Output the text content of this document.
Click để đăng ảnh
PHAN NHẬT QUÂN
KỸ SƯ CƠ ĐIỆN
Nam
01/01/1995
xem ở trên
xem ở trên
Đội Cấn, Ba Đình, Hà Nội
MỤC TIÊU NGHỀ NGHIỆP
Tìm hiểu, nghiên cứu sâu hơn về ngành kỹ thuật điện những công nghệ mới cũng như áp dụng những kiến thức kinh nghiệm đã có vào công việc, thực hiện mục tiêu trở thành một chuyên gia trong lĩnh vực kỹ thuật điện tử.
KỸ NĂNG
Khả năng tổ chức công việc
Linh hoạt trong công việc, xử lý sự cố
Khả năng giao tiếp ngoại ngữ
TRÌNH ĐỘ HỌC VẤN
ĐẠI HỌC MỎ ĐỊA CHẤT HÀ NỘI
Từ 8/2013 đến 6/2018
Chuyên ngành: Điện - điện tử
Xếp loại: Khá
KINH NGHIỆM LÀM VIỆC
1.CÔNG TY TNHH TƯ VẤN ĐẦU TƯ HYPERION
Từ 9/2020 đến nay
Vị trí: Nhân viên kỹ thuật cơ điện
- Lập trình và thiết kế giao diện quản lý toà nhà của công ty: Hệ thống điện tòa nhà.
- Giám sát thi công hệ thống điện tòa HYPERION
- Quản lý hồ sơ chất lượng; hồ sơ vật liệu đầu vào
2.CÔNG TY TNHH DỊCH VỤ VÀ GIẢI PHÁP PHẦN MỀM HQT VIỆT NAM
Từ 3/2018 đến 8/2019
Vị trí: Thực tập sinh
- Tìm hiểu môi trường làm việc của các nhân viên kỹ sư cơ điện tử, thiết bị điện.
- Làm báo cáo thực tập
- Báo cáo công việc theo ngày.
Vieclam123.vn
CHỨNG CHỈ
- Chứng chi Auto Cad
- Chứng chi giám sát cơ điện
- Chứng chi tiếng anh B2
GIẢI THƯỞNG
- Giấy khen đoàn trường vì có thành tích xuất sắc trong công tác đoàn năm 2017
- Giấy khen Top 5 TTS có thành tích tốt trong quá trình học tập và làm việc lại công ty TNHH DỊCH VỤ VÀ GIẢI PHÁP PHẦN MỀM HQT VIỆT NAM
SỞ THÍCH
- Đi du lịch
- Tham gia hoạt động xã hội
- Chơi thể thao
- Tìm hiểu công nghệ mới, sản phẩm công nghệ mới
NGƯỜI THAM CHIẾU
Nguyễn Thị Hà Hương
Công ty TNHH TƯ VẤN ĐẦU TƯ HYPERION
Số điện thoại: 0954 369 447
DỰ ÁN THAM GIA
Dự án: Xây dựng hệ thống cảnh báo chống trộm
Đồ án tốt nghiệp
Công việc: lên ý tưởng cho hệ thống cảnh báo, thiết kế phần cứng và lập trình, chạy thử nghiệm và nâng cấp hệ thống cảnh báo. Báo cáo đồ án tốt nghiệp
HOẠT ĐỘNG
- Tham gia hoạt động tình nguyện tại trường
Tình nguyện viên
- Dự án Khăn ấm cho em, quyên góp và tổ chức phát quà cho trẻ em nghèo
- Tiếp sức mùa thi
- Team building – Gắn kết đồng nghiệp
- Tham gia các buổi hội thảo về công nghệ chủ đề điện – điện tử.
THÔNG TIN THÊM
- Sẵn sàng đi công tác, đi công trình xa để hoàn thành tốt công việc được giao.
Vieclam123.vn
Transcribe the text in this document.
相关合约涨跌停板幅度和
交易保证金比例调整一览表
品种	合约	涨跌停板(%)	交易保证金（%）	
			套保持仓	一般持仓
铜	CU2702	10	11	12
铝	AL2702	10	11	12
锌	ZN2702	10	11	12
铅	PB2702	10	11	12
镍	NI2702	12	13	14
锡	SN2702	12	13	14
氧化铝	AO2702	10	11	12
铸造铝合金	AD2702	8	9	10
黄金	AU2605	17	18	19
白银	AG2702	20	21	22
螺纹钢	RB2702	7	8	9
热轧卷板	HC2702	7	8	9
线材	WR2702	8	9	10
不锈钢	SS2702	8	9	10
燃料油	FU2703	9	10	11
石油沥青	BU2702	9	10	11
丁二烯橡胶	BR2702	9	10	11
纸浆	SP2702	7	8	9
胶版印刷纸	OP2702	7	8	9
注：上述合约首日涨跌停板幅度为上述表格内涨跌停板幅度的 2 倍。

What is needed: Every line in the data above that contains "trường" needs to be copied.

Written answer:
- Tìm hiểu môi trường làm việc của các nhân viên kỹ sư cơ điện tử, thiết bị điện.
- Giấy khen đoàn trường vì có thành tích xuất sắc trong công tác đoàn năm 2017
- Tham gia hoạt động tình nguyện tại trường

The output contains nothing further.